● **Aim**
Transcribe the entries below exactly; leave every image out.
== == ==
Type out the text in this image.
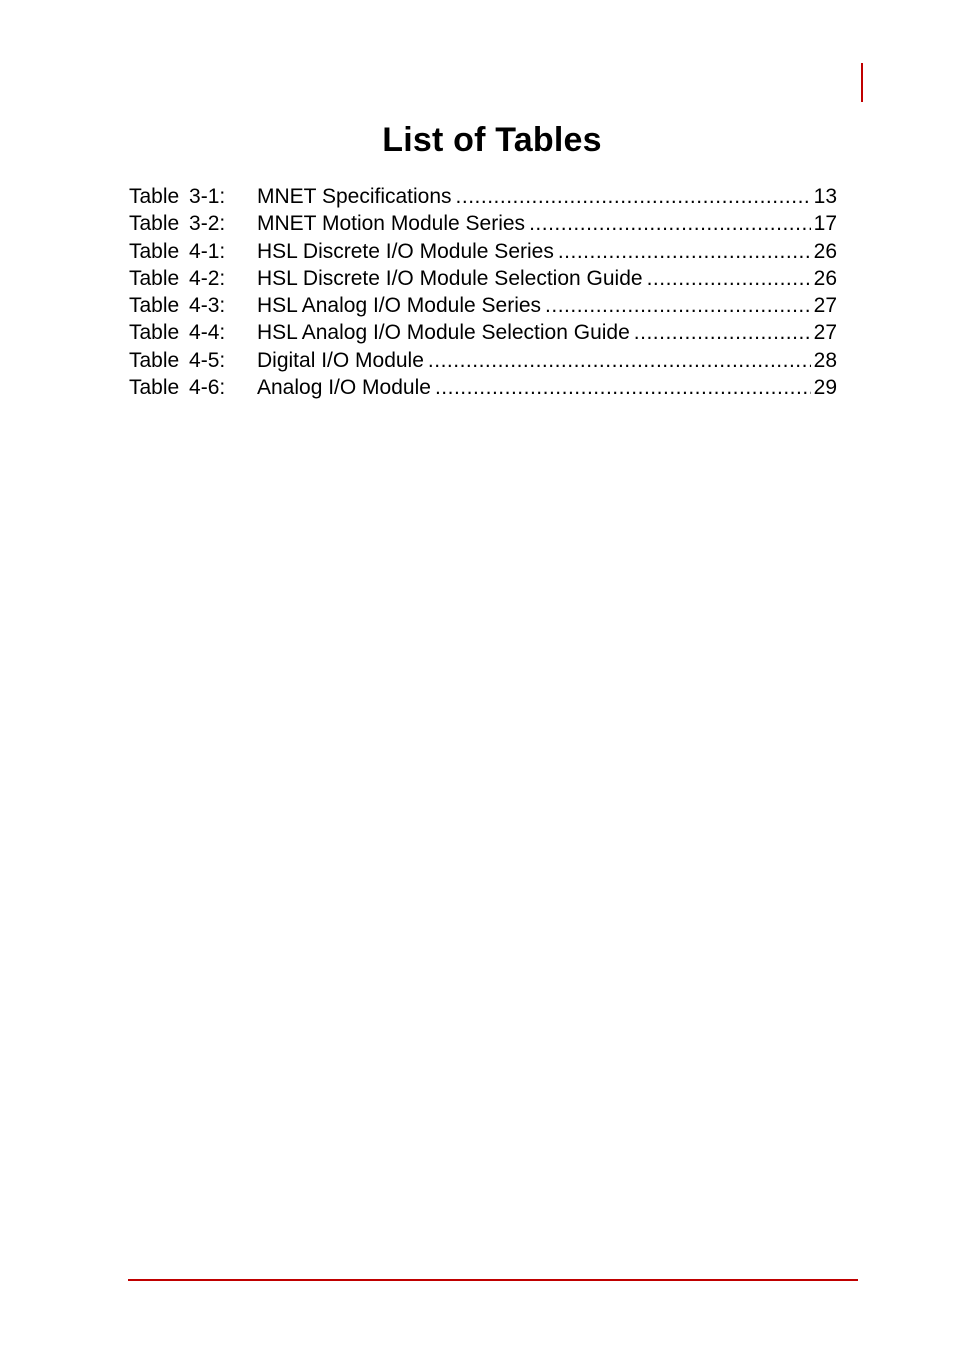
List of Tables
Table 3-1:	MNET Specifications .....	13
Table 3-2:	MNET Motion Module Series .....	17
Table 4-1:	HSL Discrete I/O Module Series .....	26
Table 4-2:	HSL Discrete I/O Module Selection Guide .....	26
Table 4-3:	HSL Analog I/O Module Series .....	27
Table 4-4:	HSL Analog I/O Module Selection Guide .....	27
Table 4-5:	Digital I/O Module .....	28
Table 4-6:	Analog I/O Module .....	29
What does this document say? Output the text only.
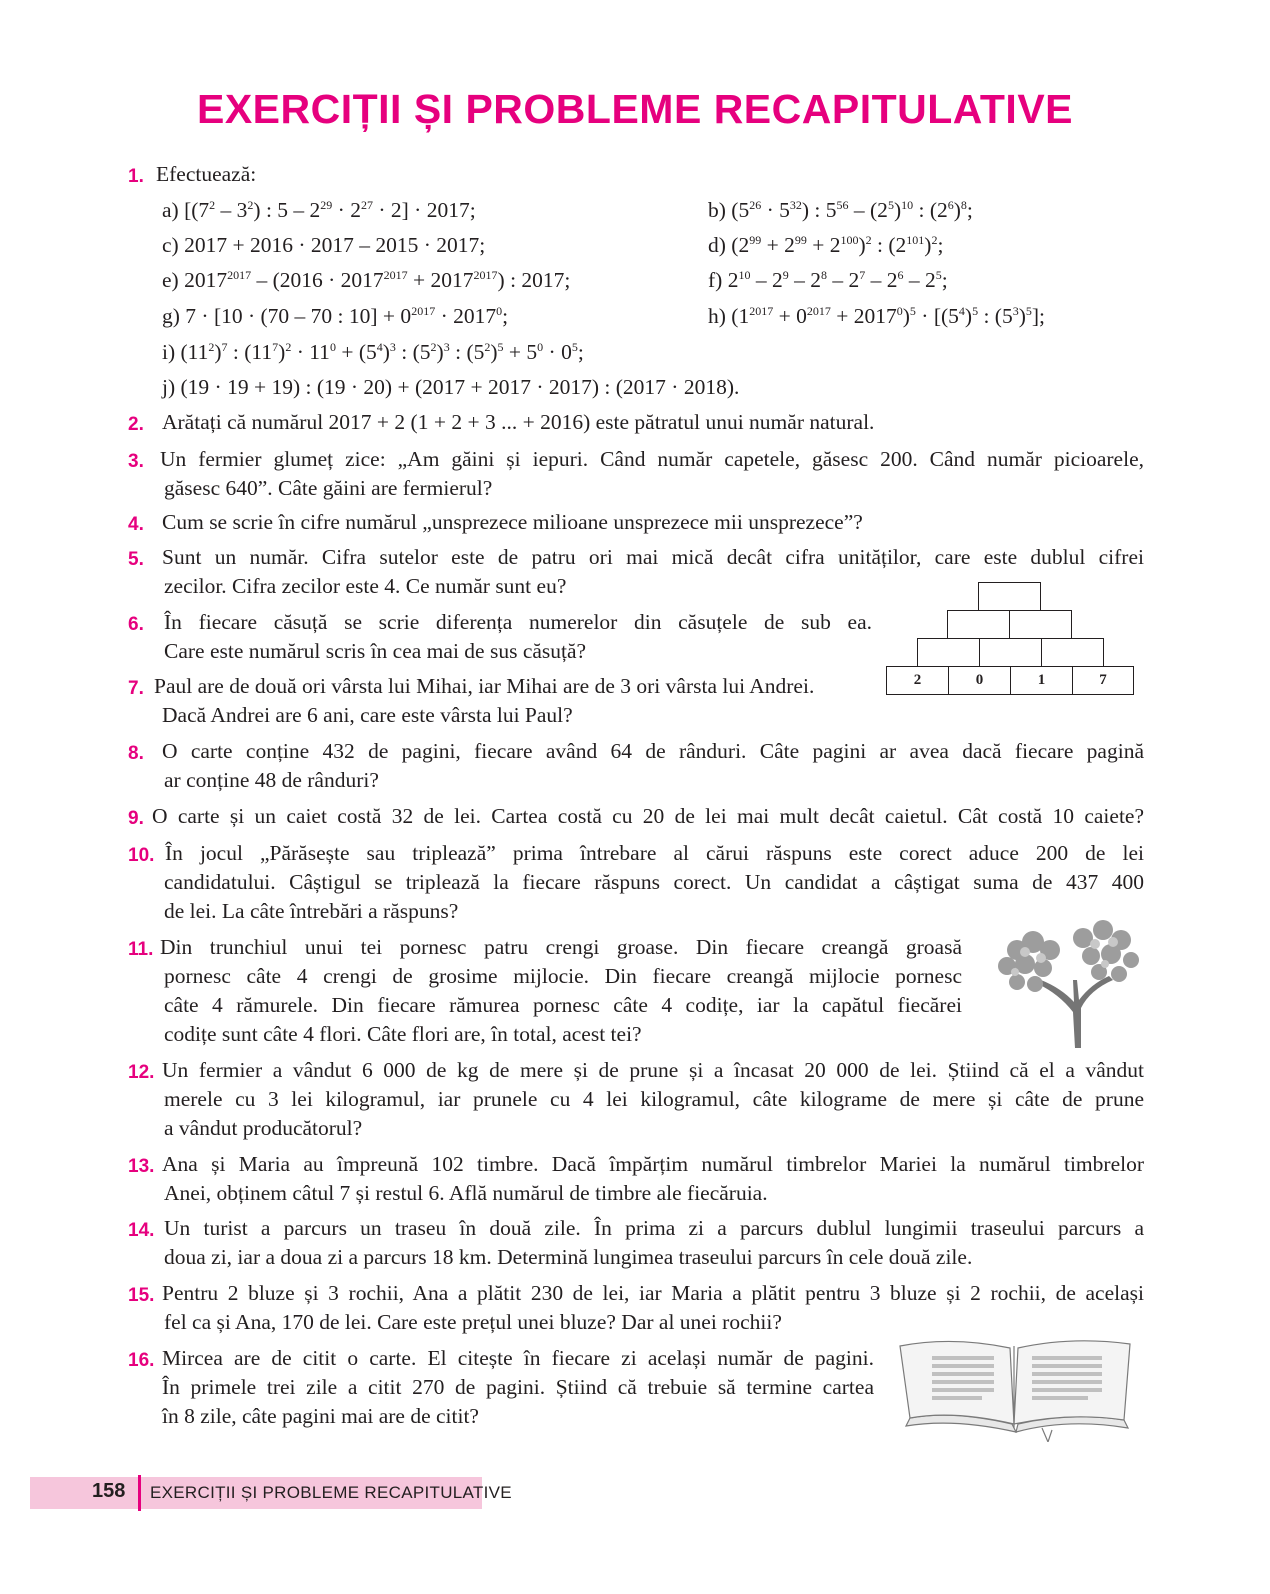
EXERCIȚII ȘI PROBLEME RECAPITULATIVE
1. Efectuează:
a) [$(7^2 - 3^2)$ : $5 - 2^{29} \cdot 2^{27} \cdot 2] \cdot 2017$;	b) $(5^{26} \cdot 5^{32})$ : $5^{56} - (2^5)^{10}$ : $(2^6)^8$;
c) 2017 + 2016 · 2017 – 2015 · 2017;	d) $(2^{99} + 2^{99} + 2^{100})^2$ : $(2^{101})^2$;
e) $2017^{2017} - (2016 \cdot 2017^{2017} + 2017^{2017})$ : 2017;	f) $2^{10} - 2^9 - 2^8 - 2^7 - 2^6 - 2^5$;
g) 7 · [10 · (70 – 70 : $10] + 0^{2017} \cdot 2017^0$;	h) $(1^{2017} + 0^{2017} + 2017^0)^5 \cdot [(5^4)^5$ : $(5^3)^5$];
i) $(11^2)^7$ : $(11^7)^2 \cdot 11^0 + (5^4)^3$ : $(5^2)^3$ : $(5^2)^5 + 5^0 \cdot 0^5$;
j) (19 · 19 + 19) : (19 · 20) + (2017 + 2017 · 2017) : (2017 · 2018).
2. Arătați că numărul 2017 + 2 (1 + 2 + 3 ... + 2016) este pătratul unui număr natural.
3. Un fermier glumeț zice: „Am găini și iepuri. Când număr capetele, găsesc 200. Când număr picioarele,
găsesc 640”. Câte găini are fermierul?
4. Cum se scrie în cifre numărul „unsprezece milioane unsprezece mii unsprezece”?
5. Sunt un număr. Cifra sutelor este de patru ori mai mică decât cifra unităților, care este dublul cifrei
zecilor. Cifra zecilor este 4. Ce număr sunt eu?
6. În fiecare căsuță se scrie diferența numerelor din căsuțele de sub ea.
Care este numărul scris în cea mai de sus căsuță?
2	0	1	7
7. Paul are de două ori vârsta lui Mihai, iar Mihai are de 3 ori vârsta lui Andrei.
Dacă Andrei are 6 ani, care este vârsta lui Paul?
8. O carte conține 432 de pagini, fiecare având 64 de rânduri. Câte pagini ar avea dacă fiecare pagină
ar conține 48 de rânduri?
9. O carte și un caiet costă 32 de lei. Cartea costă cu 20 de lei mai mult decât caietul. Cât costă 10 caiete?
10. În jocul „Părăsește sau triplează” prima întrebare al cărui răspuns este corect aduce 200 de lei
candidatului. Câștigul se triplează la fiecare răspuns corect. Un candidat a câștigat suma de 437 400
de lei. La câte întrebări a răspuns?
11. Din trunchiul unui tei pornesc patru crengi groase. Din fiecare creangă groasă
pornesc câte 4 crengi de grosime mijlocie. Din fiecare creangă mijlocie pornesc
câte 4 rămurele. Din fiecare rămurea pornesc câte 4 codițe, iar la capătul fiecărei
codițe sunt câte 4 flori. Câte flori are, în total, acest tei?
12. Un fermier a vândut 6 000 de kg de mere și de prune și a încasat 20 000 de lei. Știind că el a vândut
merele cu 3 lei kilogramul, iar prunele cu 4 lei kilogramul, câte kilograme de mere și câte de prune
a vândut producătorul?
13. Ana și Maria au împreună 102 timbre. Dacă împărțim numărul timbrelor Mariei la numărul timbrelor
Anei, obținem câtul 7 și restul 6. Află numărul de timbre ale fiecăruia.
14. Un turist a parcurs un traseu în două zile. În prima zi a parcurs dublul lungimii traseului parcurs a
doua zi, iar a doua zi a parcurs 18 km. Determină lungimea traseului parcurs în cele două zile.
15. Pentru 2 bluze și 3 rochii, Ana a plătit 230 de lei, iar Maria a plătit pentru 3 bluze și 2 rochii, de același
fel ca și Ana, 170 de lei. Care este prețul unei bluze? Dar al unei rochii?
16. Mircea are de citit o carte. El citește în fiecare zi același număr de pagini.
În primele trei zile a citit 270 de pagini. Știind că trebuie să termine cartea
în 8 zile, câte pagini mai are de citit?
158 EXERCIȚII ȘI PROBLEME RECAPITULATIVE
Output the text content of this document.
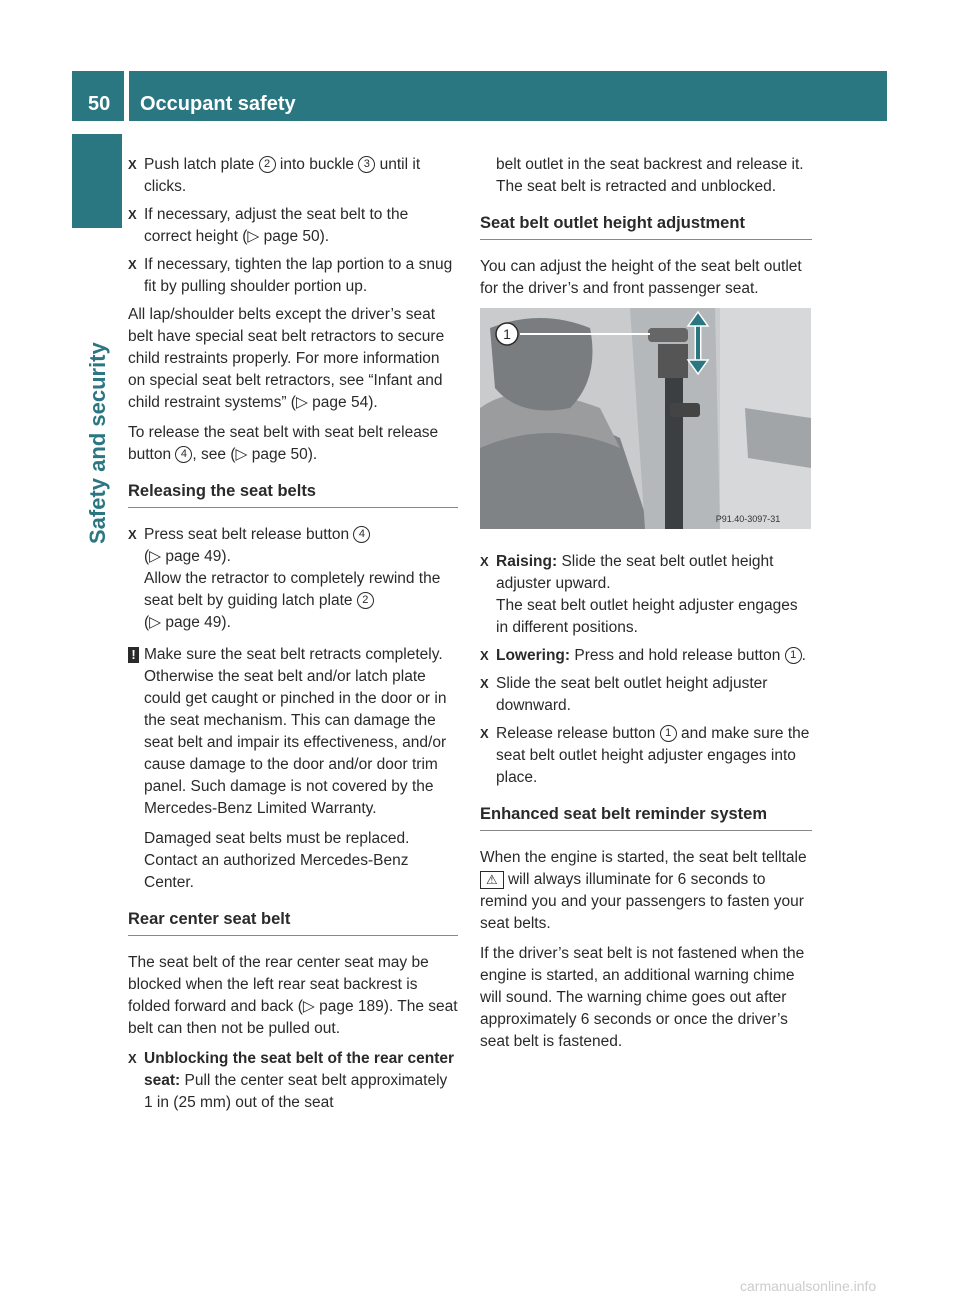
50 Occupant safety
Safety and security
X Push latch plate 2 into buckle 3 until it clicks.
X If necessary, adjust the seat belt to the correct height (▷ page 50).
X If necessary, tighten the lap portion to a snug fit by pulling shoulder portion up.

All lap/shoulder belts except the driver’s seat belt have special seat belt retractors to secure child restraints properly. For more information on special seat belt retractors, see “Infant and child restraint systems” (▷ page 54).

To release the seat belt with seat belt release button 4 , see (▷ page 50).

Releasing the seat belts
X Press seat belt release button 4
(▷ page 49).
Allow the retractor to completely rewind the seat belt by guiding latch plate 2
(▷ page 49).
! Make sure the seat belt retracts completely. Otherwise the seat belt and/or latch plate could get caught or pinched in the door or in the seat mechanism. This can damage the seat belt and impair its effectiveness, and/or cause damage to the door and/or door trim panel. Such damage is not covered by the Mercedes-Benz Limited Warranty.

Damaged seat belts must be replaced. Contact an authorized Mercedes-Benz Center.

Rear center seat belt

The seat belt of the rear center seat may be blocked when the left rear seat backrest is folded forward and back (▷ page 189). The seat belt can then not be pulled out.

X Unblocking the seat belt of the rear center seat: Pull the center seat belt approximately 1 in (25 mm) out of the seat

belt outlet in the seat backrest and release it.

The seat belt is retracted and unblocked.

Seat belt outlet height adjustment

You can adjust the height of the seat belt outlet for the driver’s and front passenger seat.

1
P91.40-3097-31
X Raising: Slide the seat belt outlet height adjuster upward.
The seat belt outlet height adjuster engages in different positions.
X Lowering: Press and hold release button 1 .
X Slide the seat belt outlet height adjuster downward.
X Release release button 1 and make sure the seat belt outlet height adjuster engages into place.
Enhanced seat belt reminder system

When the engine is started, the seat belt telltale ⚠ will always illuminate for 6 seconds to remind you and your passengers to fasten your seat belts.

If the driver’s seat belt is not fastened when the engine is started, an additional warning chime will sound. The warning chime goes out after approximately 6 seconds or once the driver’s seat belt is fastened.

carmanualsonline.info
== == ==
● **Answer in full**
Type out the text in this image.
List of Tables
Table 3-1:	MNET Specifications .....	13
Table 3-2:	MNET Motion Module Series .....	17
Table 4-1:	HSL Discrete I/O Module Series .....	26
Table 4-2:	HSL Discrete I/O Module Selection Guide .....	26
Table 4-3:	HSL Analog I/O Module Series .....	27
Table 4-4:	HSL Analog I/O Module Selection Guide .....	27
Table 4-5:	Digital I/O Module .....	28
Table 4-6:	Analog I/O Module .....	29
What does this document say? Output the text only.
EXERCIȚII ȘI PROBLEME RECAPITULATIVE
1. Efectuează:
a) [$(7^2 - 3^2)$ : $5 - 2^{29} \cdot 2^{27} \cdot 2] \cdot 2017$;	b) $(5^{26} \cdot 5^{32})$ : $5^{56} - (2^5)^{10}$ : $(2^6)^8$;
c) 2017 + 2016 · 2017 – 2015 · 2017;	d) $(2^{99} + 2^{99} + 2^{100})^2$ : $(2^{101})^2$;
e) $2017^{2017} - (2016 \cdot 2017^{2017} + 2017^{2017})$ : 2017;	f) $2^{10} - 2^9 - 2^8 - 2^7 - 2^6 - 2^5$;
g) 7 · [10 · (70 – 70 : $10] + 0^{2017} \cdot 2017^0$;	h) $(1^{2017} + 0^{2017} + 2017^0)^5 \cdot [(5^4)^5$ : $(5^3)^5$];
i) $(11^2)^7$ : $(11^7)^2 \cdot 11^0 + (5^4)^3$ : $(5^2)^3$ : $(5^2)^5 + 5^0 \cdot 0^5$;
j) (19 · 19 + 19) : (19 · 20) + (2017 + 2017 · 2017) : (2017 · 2018).
2. Arătați că numărul 2017 + 2 (1 + 2 + 3 ... + 2016) este pătratul unui număr natural.
3. Un fermier glumeț zice: „Am găini și iepuri. Când număr capetele, găsesc 200. Când număr picioarele,
găsesc 640”. Câte găini are fermierul?
4. Cum se scrie în cifre numărul „unsprezece milioane unsprezece mii unsprezece”?
5. Sunt un număr. Cifra sutelor este de patru ori mai mică decât cifra unităților, care este dublul cifrei
zecilor. Cifra zecilor este 4. Ce număr sunt eu?
6. În fiecare căsuță se scrie diferența numerelor din căsuțele de sub ea.
Care este numărul scris în cea mai de sus căsuță?
2	0	1	7
7. Paul are de două ori vârsta lui Mihai, iar Mihai are de 3 ori vârsta lui Andrei.
Dacă Andrei are 6 ani, care este vârsta lui Paul?
8. O carte conține 432 de pagini, fiecare având 64 de rânduri. Câte pagini ar avea dacă fiecare pagină
ar conține 48 de rânduri?
9. O carte și un caiet costă 32 de lei. Cartea costă cu 20 de lei mai mult decât caietul. Cât costă 10 caiete?
10. În jocul „Părăsește sau triplează” prima întrebare al cărui răspuns este corect aduce 200 de lei
candidatului. Câștigul se triplează la fiecare răspuns corect. Un candidat a câștigat suma de 437 400
de lei. La câte întrebări a răspuns?
11. Din trunchiul unui tei pornesc patru crengi groase. Din fiecare creangă groasă
pornesc câte 4 crengi de grosime mijlocie. Din fiecare creangă mijlocie pornesc
câte 4 rămurele. Din fiecare rămurea pornesc câte 4 codițe, iar la capătul fiecărei
codițe sunt câte 4 flori. Câte flori are, în total, acest tei?
12. Un fermier a vândut 6 000 de kg de mere și de prune și a încasat 20 000 de lei. Știind că el a vândut
merele cu 3 lei kilogramul, iar prunele cu 4 lei kilogramul, câte kilograme de mere și câte de prune
a vândut producătorul?
13. Ana și Maria au împreună 102 timbre. Dacă împărțim numărul timbrelor Mariei la numărul timbrelor
Anei, obținem câtul 7 și restul 6. Află numărul de timbre ale fiecăruia.
14. Un turist a parcurs un traseu în două zile. În prima zi a parcurs dublul lungimii traseului parcurs a
doua zi, iar a doua zi a parcurs 18 km. Determină lungimea traseului parcurs în cele două zile.
15. Pentru 2 bluze și 3 rochii, Ana a plătit 230 de lei, iar Maria a plătit pentru 3 bluze și 2 rochii, de același
fel ca și Ana, 170 de lei. Care este prețul unei bluze? Dar al unei rochii?
16. Mircea are de citit o carte. El citește în fiecare zi același număr de pagini.
În primele trei zile a citit 270 de pagini. Știind că trebuie să termine cartea
în 8 zile, câte pagini mai are de citit?
158 EXERCIȚII ȘI PROBLEME RECAPITULATIVE
Output the text content of this document.
50 Occupant safety
Safety and security
X Push latch plate 2 into buckle 3 until it clicks.
X If necessary, adjust the seat belt to the correct height (▷ page 50).
X If necessary, tighten the lap portion to a snug fit by pulling shoulder portion up.

All lap/shoulder belts except the driver’s seat belt have special seat belt retractors to secure child restraints properly. For more information on special seat belt retractors, see “Infant and child restraint systems” (▷ page 54).

To release the seat belt with seat belt release button 4 , see (▷ page 50).

Releasing the seat belts
X Press seat belt release button 4
(▷ page 49).
Allow the retractor to completely rewind the seat belt by guiding latch plate 2
(▷ page 49).
! Make sure the seat belt retracts completely. Otherwise the seat belt and/or latch plate could get caught or pinched in the door or in the seat mechanism. This can damage the seat belt and impair its effectiveness, and/or cause damage to the door and/or door trim panel. Such damage is not covered by the Mercedes-Benz Limited Warranty.

Damaged seat belts must be replaced. Contact an authorized Mercedes-Benz Center.

Rear center seat belt

The seat belt of the rear center seat may be blocked when the left rear seat backrest is folded forward and back (▷ page 189). The seat belt can then not be pulled out.

X Unblocking the seat belt of the rear center seat: Pull the center seat belt approximately 1 in (25 mm) out of the seat

belt outlet in the seat backrest and release it.

The seat belt is retracted and unblocked.

Seat belt outlet height adjustment

You can adjust the height of the seat belt outlet for the driver’s and front passenger seat.

1
P91.40-3097-31
X Raising: Slide the seat belt outlet height adjuster upward.
The seat belt outlet height adjuster engages in different positions.
X Lowering: Press and hold release button 1 .
X Slide the seat belt outlet height adjuster downward.
X Release release button 1 and make sure the seat belt outlet height adjuster engages into place.
Enhanced seat belt reminder system

When the engine is started, the seat belt telltale ⚠ will always illuminate for 6 seconds to remind you and your passengers to fasten your seat belts.

If the driver’s seat belt is not fastened when the engine is started, an additional warning chime will sound. The warning chime goes out after approximately 6 seconds or once the driver’s seat belt is fastened.

carmanualsonline.info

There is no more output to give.